■ **Instructions to follow**:
From the entries that follow, report every line in which "name" occurs.

(Dataset rows about figures)
- Opening Delimiter -

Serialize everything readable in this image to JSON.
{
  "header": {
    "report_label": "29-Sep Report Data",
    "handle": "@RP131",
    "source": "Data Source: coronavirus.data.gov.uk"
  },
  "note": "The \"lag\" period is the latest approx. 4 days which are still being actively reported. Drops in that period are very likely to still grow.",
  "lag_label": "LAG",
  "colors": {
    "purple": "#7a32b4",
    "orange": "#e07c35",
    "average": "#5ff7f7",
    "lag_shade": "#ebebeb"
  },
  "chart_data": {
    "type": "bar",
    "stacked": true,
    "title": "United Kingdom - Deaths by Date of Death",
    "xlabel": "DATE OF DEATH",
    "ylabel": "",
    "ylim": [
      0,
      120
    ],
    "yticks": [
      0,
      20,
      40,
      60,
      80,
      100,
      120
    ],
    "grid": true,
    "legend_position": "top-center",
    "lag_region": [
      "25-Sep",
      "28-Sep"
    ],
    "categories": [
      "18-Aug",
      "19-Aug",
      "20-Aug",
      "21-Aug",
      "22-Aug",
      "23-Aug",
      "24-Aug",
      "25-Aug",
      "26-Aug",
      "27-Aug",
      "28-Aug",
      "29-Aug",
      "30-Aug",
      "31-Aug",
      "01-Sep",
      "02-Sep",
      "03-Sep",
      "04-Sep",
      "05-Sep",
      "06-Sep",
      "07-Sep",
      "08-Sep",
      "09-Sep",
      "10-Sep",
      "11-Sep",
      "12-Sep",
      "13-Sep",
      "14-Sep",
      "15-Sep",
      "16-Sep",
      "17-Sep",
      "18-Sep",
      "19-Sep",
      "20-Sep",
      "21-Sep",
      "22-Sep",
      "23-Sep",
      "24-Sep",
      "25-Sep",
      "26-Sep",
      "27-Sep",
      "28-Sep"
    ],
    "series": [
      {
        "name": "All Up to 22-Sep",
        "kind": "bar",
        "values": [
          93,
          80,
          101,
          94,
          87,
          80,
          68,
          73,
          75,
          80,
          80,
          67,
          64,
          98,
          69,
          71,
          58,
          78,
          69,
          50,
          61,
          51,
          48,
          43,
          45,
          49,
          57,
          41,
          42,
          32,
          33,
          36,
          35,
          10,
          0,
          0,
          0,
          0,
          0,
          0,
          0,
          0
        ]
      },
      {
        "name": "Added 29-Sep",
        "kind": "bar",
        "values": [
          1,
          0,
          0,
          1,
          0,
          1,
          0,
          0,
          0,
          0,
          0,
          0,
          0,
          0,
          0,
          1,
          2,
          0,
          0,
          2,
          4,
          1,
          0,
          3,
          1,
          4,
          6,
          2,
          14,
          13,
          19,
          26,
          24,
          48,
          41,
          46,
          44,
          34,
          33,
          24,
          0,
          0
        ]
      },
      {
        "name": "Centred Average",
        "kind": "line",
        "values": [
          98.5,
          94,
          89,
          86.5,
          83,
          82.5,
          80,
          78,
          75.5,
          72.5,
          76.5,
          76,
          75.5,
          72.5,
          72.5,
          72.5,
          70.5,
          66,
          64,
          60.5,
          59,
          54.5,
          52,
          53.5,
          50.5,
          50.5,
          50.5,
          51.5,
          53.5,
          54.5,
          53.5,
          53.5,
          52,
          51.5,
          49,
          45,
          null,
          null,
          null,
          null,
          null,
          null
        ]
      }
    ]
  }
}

- Closing Delimiter -

■ **Result of the exercise**:
        "name": "All Up to 22-Sep",
        "name": "Added 29-Sep",
        "name": "Centred Average",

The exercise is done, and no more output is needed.